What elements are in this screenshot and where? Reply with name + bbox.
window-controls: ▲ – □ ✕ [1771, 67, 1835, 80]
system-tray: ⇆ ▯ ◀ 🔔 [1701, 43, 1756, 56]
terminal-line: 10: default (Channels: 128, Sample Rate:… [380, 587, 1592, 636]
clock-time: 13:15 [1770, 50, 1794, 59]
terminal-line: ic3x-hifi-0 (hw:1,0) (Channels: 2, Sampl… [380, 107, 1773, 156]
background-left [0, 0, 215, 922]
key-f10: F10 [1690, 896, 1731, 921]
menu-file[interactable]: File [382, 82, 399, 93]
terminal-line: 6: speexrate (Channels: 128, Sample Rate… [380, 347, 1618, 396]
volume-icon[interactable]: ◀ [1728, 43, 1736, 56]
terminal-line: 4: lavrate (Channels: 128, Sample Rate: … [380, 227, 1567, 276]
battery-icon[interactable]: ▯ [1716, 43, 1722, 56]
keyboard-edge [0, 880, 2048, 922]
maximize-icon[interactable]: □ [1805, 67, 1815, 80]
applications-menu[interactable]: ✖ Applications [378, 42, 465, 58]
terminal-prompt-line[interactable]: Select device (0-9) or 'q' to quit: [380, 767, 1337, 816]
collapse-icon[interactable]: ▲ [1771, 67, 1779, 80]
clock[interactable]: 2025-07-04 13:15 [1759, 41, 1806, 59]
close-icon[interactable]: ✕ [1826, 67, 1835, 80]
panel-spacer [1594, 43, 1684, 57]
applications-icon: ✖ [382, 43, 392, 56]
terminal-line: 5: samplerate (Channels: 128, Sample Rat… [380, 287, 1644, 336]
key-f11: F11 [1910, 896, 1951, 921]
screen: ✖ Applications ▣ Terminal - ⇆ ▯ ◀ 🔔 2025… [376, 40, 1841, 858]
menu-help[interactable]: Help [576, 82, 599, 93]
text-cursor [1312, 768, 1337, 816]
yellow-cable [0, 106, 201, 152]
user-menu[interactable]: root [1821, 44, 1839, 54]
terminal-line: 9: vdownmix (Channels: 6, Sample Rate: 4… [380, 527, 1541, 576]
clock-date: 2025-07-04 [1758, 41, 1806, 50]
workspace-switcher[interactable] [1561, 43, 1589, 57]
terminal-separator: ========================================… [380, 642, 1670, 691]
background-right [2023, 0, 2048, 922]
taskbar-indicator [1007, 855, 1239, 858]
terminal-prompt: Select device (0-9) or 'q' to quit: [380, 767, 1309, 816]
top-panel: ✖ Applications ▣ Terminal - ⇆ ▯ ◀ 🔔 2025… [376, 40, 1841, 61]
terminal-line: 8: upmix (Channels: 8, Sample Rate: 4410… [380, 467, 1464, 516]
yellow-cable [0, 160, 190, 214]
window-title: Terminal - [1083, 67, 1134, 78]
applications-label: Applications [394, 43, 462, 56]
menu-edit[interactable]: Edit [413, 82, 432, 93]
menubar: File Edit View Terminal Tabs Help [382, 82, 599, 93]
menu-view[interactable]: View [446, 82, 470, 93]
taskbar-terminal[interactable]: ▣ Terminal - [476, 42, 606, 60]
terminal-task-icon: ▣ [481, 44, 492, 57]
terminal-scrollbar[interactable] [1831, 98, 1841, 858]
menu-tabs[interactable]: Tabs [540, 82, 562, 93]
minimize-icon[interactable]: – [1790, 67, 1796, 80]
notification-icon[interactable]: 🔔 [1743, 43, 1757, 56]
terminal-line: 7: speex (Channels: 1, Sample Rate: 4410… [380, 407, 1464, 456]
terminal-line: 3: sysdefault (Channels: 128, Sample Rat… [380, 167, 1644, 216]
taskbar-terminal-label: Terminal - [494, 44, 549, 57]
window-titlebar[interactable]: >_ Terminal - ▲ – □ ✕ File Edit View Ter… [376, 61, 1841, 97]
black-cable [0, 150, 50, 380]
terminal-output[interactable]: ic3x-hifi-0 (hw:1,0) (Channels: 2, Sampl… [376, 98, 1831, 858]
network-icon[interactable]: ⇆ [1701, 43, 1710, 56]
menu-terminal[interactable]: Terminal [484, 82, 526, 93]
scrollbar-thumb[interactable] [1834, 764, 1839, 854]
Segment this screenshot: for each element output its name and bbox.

━━━━━━━━━━━━━━━━━━━━

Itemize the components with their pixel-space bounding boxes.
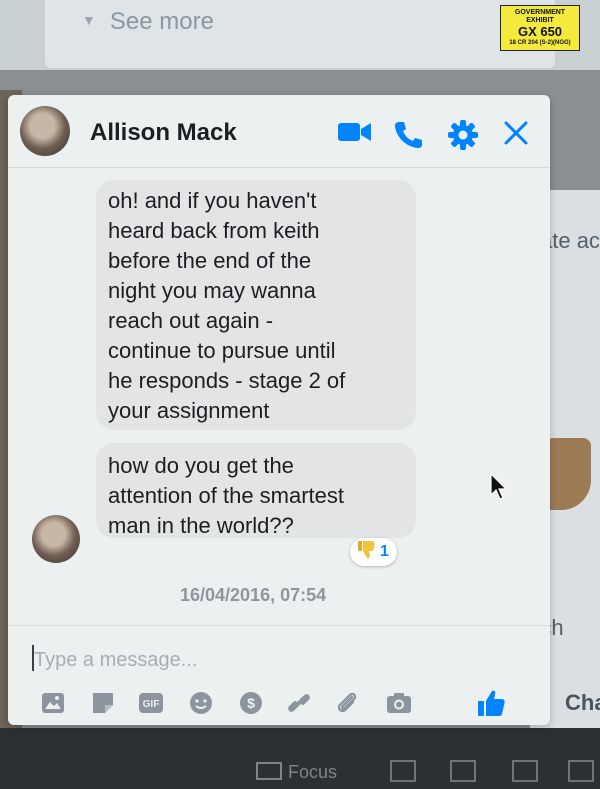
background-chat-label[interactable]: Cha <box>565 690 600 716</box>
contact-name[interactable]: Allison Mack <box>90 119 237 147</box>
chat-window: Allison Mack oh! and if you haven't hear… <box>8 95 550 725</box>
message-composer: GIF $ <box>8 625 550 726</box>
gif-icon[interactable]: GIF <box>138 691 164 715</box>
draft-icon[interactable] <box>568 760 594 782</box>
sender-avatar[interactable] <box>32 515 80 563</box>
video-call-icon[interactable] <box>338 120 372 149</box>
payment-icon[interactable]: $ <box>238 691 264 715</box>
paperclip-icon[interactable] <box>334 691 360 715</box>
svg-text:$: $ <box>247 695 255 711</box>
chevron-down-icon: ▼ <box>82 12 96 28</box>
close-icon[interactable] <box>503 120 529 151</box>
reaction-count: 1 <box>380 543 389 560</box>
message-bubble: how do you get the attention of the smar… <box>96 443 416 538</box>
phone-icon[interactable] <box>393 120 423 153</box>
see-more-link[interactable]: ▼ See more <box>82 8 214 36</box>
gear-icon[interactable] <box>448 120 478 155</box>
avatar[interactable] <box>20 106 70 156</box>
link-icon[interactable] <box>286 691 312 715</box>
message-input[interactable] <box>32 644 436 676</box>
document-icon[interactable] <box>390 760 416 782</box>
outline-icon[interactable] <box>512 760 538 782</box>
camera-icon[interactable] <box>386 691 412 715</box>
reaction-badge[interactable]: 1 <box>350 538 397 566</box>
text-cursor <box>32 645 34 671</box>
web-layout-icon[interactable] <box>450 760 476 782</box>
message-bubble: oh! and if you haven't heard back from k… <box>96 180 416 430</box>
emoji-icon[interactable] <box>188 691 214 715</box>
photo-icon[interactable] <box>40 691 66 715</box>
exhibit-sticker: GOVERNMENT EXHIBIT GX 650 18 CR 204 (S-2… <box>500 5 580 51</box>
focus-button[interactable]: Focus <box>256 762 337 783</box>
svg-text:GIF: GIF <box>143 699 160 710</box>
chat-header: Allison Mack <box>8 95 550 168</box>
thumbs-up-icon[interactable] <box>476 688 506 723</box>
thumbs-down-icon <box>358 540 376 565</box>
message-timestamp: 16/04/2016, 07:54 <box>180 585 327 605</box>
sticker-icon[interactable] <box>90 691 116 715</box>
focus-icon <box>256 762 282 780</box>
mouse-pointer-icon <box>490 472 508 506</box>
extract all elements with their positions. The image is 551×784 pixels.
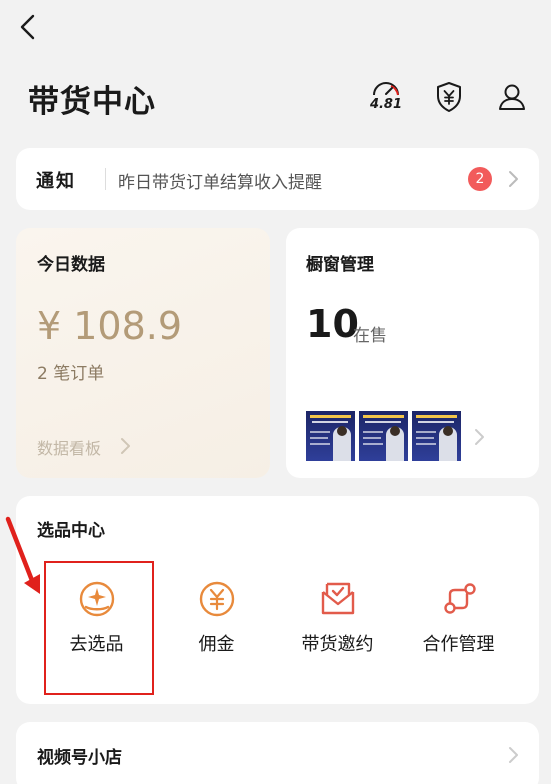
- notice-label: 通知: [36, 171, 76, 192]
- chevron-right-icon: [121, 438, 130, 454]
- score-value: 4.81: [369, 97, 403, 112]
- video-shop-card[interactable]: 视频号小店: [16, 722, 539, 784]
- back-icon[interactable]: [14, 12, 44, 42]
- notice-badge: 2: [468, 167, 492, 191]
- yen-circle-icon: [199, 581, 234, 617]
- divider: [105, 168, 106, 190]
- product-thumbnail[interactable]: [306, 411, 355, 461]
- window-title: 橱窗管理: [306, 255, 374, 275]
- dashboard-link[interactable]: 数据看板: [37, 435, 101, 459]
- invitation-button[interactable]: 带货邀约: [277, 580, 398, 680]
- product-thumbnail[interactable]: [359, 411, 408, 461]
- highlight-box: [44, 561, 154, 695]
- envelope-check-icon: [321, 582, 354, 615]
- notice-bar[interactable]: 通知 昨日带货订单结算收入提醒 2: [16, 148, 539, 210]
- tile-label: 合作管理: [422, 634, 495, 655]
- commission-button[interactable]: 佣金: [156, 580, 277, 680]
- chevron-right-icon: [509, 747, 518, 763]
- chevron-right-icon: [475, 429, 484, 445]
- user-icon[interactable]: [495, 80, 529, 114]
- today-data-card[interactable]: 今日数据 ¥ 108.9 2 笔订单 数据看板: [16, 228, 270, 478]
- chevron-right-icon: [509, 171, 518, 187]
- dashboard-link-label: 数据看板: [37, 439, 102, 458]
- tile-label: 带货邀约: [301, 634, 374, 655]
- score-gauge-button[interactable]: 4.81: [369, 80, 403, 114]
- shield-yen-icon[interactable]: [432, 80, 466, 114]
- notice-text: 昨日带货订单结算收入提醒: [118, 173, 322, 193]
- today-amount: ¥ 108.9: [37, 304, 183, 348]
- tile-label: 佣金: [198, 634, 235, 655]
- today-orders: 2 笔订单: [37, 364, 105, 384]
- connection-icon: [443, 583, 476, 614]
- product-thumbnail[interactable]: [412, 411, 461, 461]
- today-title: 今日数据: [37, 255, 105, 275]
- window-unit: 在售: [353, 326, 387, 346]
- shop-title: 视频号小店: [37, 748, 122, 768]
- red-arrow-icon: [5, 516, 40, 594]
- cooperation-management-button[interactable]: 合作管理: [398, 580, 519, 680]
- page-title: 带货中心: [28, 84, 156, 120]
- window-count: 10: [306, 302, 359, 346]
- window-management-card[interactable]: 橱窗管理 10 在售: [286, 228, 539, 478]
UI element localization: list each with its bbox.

━━━━━━━━━━━━━━━━━━━━

What you should do: Transcribe the data between the line holding "What elements are" and the line holding "keyboard-edge [0, 880, 2048, 922]", inclusive, with each line reproduced verbatim.

Complete output:
What elements are in this screenshot and where? Reply with name + bbox.
window-controls: ▲ – □ ✕ [1771, 67, 1835, 80]
system-tray: ⇆ ▯ ◀ 🔔 [1701, 43, 1756, 56]
terminal-line: 10: default (Channels: 128, Sample Rate:… [380, 587, 1592, 636]
clock-time: 13:15 [1770, 50, 1794, 59]
terminal-line: ic3x-hifi-0 (hw:1,0) (Channels: 2, Sampl… [380, 107, 1773, 156]
background-left [0, 0, 215, 922]
key-f10: F10 [1690, 896, 1731, 921]
menu-file[interactable]: File [382, 82, 399, 93]
terminal-line: 6: speexrate (Channels: 128, Sample Rate… [380, 347, 1618, 396]
volume-icon[interactable]: ◀ [1728, 43, 1736, 56]
terminal-line: 4: lavrate (Channels: 128, Sample Rate: … [380, 227, 1567, 276]
battery-icon[interactable]: ▯ [1716, 43, 1722, 56]
keyboard-edge [0, 880, 2048, 922]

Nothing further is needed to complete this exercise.